WORK INSTRUCTIONS: In the entries below, rewrite the lines from the line with "pattern-caption-6: Background Pattern" to the line with "num-patterns-update-button[interactable]: Update <box>632", changing "Upload Image" to "Choose File" and leaving everything else the same.

»»

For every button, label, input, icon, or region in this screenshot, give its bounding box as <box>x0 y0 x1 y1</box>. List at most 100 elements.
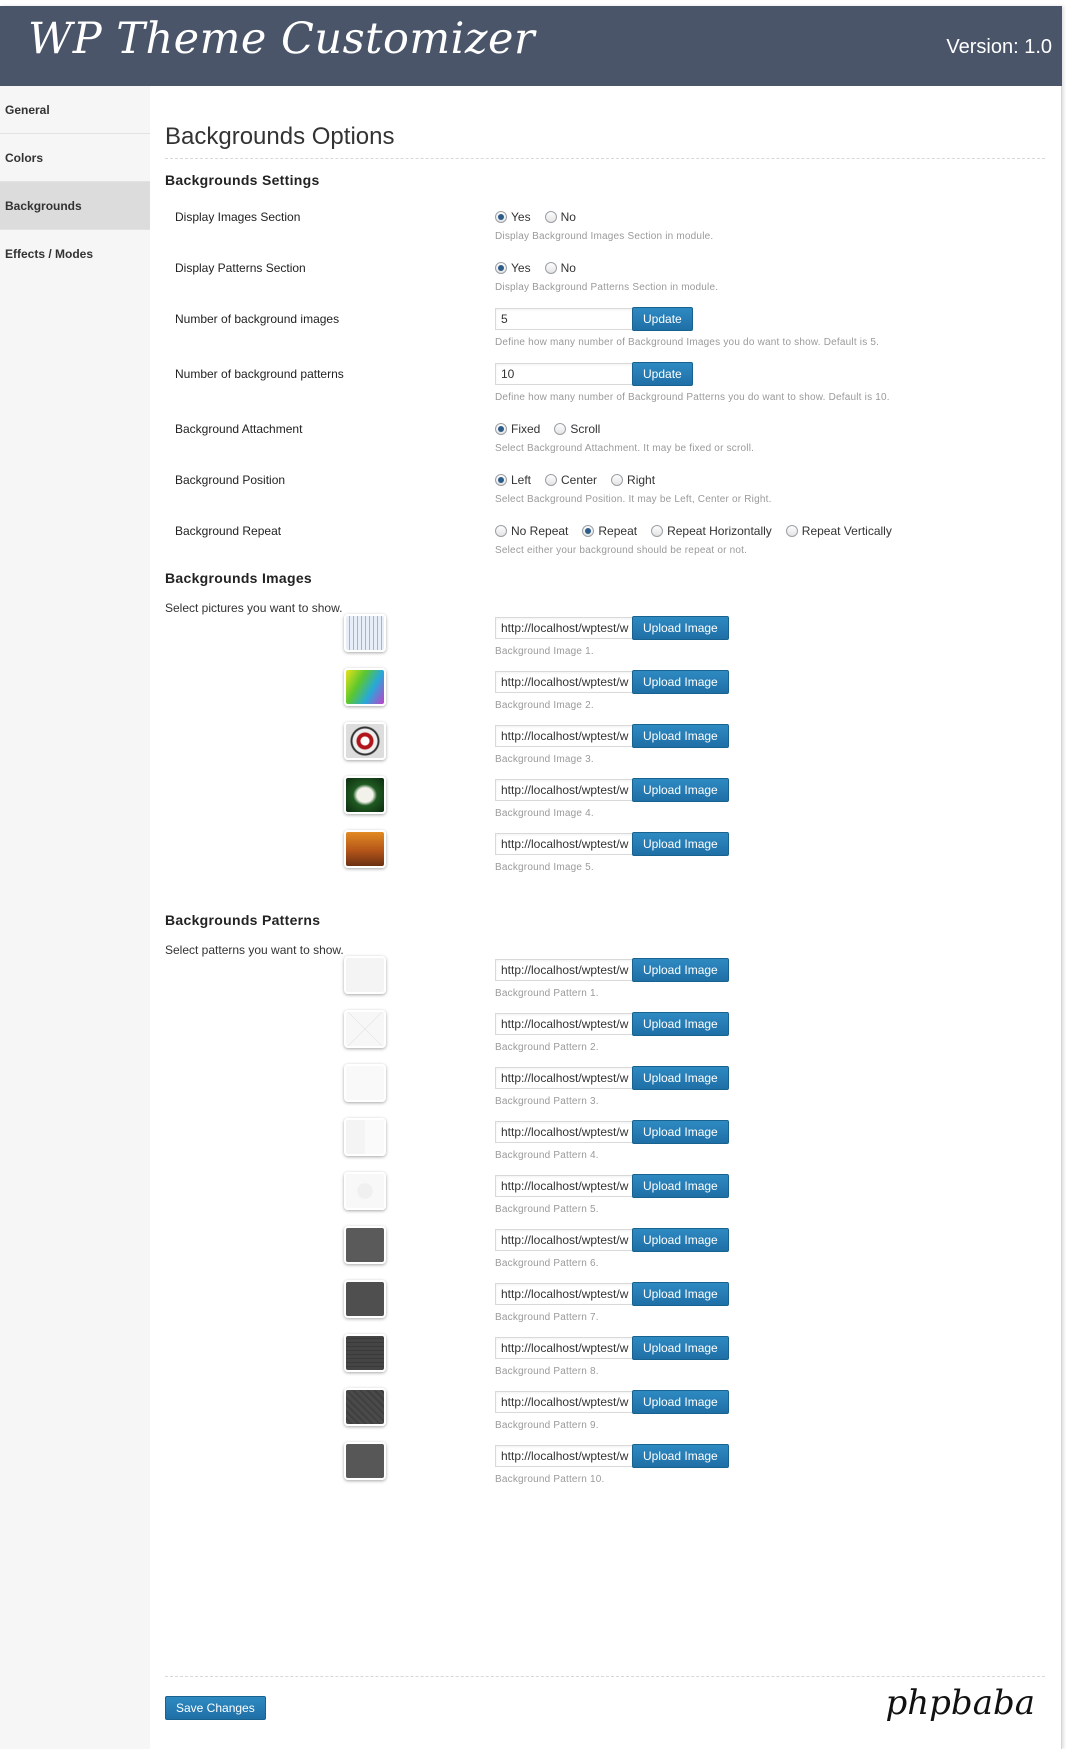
pattern-caption-6: Background Pattern 6. <box>495 1258 599 1269</box>
pattern-thumb-3[interactable] <box>344 1064 386 1102</box>
divider <box>165 158 1045 159</box>
num-patterns-hint: Define how many number of Background Pat… <box>495 392 890 403</box>
pattern-thumb-8[interactable] <box>344 1334 386 1372</box>
pattern-url-input-7[interactable]: http://localhost/wptest/w <box>495 1283 632 1305</box>
num-images-label: Number of background images <box>175 312 340 326</box>
pattern-thumb-7[interactable] <box>344 1280 386 1318</box>
pattern-url-input-5[interactable]: http://localhost/wptest/w <box>495 1175 632 1197</box>
attachment-control: Fixed Scroll Select Background Attachmen… <box>495 421 754 454</box>
pattern-thumb-1[interactable] <box>344 956 386 994</box>
pattern-url-input-2[interactable]: http://localhost/wptest/w <box>495 1013 632 1035</box>
repeat-repeat-radio[interactable]: Repeat <box>582 524 637 538</box>
pattern-thumb-9[interactable] <box>344 1388 386 1426</box>
pattern-upload-button-1[interactable]: Upload Image <box>632 958 729 982</box>
pattern-caption-10: Background Pattern 10. <box>495 1474 605 1485</box>
attachment-fixed-radio[interactable]: Fixed <box>495 422 540 436</box>
image-upload-button-4[interactable]: Upload Image <box>632 778 729 802</box>
pattern-thumb-10[interactable] <box>344 1442 386 1480</box>
pattern-upload-button-5[interactable]: Upload Image <box>632 1174 729 1198</box>
position-control: Left Center Right Select Background Posi… <box>495 472 772 505</box>
num-patterns-update-button[interactable]: Update <box>632 362 693 386</box>
pattern-upload-button-2[interactable]: Upload Image <box>632 1012 729 1036</box>
pattern-caption-5: Background Pattern 5. <box>495 1204 599 1215</box>
image-url-input-5[interactable]: http://localhost/wptest/w <box>495 833 632 855</box>
pattern-url-input-8[interactable]: http://localhost/wptest/w <box>495 1337 632 1359</box>
image-thumb-2[interactable] <box>344 668 386 706</box>
attachment-label: Background Attachment <box>175 422 303 436</box>
pattern-thumb-5[interactable] <box>344 1172 386 1210</box>
position-center-radio[interactable]: Center <box>545 473 597 487</box>
pattern-url-input-6[interactable]: http://localhost/wptest/w <box>495 1229 632 1251</box>
pattern-url-input-9[interactable]: http://localhost/wptest/w <box>495 1391 632 1413</box>
images-section-desc: Select pictures you want to show. <box>165 601 343 615</box>
image-upload-button-2[interactable]: Upload Image <box>632 670 729 694</box>
sidebar-item-effects-modes[interactable]: Effects / Modes <box>0 230 150 278</box>
display-images-yes-radio[interactable]: Yes <box>495 210 531 224</box>
display-patterns-yes-radio[interactable]: Yes <box>495 261 531 275</box>
pattern-row-2: http://localhost/wptest/w Upload Image B… <box>495 1012 729 1053</box>
patterns-section-desc: Select patterns you want to show. <box>165 943 344 957</box>
image-row-3: http://localhost/wptest/w Upload Image B… <box>495 724 729 765</box>
image-row-1: http://localhost/wptest/w Upload Image B… <box>495 616 729 657</box>
sidebar-item-colors[interactable]: Colors <box>0 134 150 182</box>
pattern-caption-9: Background Pattern 9. <box>495 1420 599 1431</box>
image-row-5: http://localhost/wptest/w Upload Image B… <box>495 832 729 873</box>
repeat-vertically-radio[interactable]: Repeat Vertically <box>785 524 892 538</box>
image-thumb-4[interactable] <box>344 776 386 814</box>
pattern-thumb-2[interactable] <box>344 1010 386 1048</box>
num-patterns-input[interactable]: 10 <box>495 363 632 385</box>
display-images-control: Yes No Display Background Images Section… <box>495 209 713 242</box>
attachment-scroll-radio[interactable]: Scroll <box>554 422 600 436</box>
image-thumb-5[interactable] <box>344 830 386 868</box>
section-title-settings: Backgrounds Settings <box>165 172 320 188</box>
image-thumb-1[interactable] <box>344 614 386 652</box>
pattern-url-input-10[interactable]: http://localhost/wptest/w <box>495 1445 632 1467</box>
pattern-url-input-3[interactable]: http://localhost/wptest/w <box>495 1067 632 1089</box>
num-images-input[interactable]: 5 <box>495 308 632 330</box>
repeat-horizontally-radio[interactable]: Repeat Horizontally <box>651 524 772 538</box>
image-url-input-2[interactable]: http://localhost/wptest/w <box>495 671 632 693</box>
pattern-upload-button-8[interactable]: Upload Image <box>632 1336 729 1360</box>
image-upload-button-5[interactable]: Upload Image <box>632 832 729 856</box>
pattern-url-input-1[interactable]: http://localhost/wptest/w <box>495 959 632 981</box>
image-upload-button-3[interactable]: Upload Image <box>632 724 729 748</box>
num-images-control: 5 Update Define how many number of Backg… <box>495 307 879 348</box>
repeat-control: No Repeat Repeat Repeat Horizontally Rep… <box>495 523 906 556</box>
image-thumb-3[interactable] <box>344 722 386 760</box>
pattern-caption-8: Background Pattern 8. <box>495 1366 599 1377</box>
image-url-input-1[interactable]: http://localhost/wptest/w <box>495 617 632 639</box>
sidebar-item-general[interactable]: General <box>0 86 150 134</box>
display-images-hint: Display Background Images Section in mod… <box>495 231 714 242</box>
sidebar-item-backgrounds[interactable]: Backgrounds <box>0 182 150 230</box>
position-right-radio[interactable]: Right <box>611 473 655 487</box>
pattern-caption-7: Background Pattern 7. <box>495 1312 599 1323</box>
pattern-row-6: http://localhost/wptest/w Upload Image B… <box>495 1228 729 1269</box>
brand-logo: phpbaba <box>885 1683 1036 1723</box>
save-changes-button[interactable]: Save Changes <box>165 1696 266 1720</box>
section-title-patterns: Backgrounds Patterns <box>165 912 321 928</box>
pattern-upload-button-10[interactable]: Upload Image <box>632 1444 729 1468</box>
image-url-input-4[interactable]: http://localhost/wptest/w <box>495 779 632 801</box>
pattern-upload-button-4[interactable]: Upload Image <box>632 1120 729 1144</box>
image-url-input-3[interactable]: http://localhost/wptest/w <box>495 725 632 747</box>
pattern-row-9: http://localhost/wptest/w Upload Image B… <box>495 1390 729 1431</box>
display-images-no-radio[interactable]: No <box>544 210 576 224</box>
pattern-upload-button-9[interactable]: Upload Image <box>632 1390 729 1414</box>
pattern-upload-button-3[interactable]: Upload Image <box>632 1066 729 1090</box>
pattern-url-input-4[interactable]: http://localhost/wptest/w <box>495 1121 632 1143</box>
position-left-radio[interactable]: Left <box>495 473 531 487</box>
num-images-hint: Define how many number of Background Ima… <box>495 337 880 348</box>
pattern-upload-button-7[interactable]: Upload Image <box>632 1282 729 1306</box>
num-images-update-button[interactable]: Update <box>632 307 693 331</box>
image-upload-button-1[interactable]: Upload Image <box>632 616 729 640</box>
pattern-row-3: http://localhost/wptest/w Upload Image B… <box>495 1066 729 1107</box>
pattern-upload-button-6[interactable]: Upload Image <box>632 1228 729 1252</box>
repeat-hint: Select either your background should be … <box>495 545 748 556</box>
position-hint: Select Background Position. It may be Le… <box>495 494 772 505</box>
pattern-thumb-4[interactable] <box>344 1118 386 1156</box>
image-caption-3: Background Image 3. <box>495 754 594 765</box>
display-patterns-no-radio[interactable]: No <box>544 261 576 275</box>
num-patterns-control: 10 Update Define how many number of Back… <box>495 362 890 403</box>
pattern-thumb-6[interactable] <box>344 1226 386 1264</box>
repeat-no-repeat-radio[interactable]: No Repeat <box>495 524 568 538</box>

««

RESULT OF THIS EXERCISE:
pattern-caption-6: Background Pattern 6. <box>495 1258 599 1269</box>
pattern-thumb-3[interactable] <box>344 1064 386 1102</box>
divider <box>165 158 1045 159</box>
num-patterns-hint: Define how many number of Background Pat… <box>495 392 890 403</box>
pattern-thumb-8[interactable] <box>344 1334 386 1372</box>
pattern-url-input-7[interactable]: http://localhost/wptest/w <box>495 1283 632 1305</box>
num-images-label: Number of background images <box>175 312 340 326</box>
pattern-thumb-7[interactable] <box>344 1280 386 1318</box>
pattern-url-input-5[interactable]: http://localhost/wptest/w <box>495 1175 632 1197</box>
attachment-control: Fixed Scroll Select Background Attachmen… <box>495 421 754 454</box>
pattern-thumb-1[interactable] <box>344 956 386 994</box>
pattern-url-input-2[interactable]: http://localhost/wptest/w <box>495 1013 632 1035</box>
repeat-repeat-radio[interactable]: Repeat <box>582 524 637 538</box>
pattern-thumb-9[interactable] <box>344 1388 386 1426</box>
pattern-upload-button-1[interactable]: Choose File <box>632 958 729 982</box>
pattern-caption-10: Background Pattern 10. <box>495 1474 605 1485</box>
attachment-fixed-radio[interactable]: Fixed <box>495 422 540 436</box>
image-upload-button-4[interactable]: Choose File <box>632 778 729 802</box>
pattern-thumb-10[interactable] <box>344 1442 386 1480</box>
pattern-upload-button-5[interactable]: Choose File <box>632 1174 729 1198</box>
position-control: Left Center Right Select Background Posi… <box>495 472 772 505</box>
num-patterns-update-button[interactable]: Update <box>632 362 693 386</box>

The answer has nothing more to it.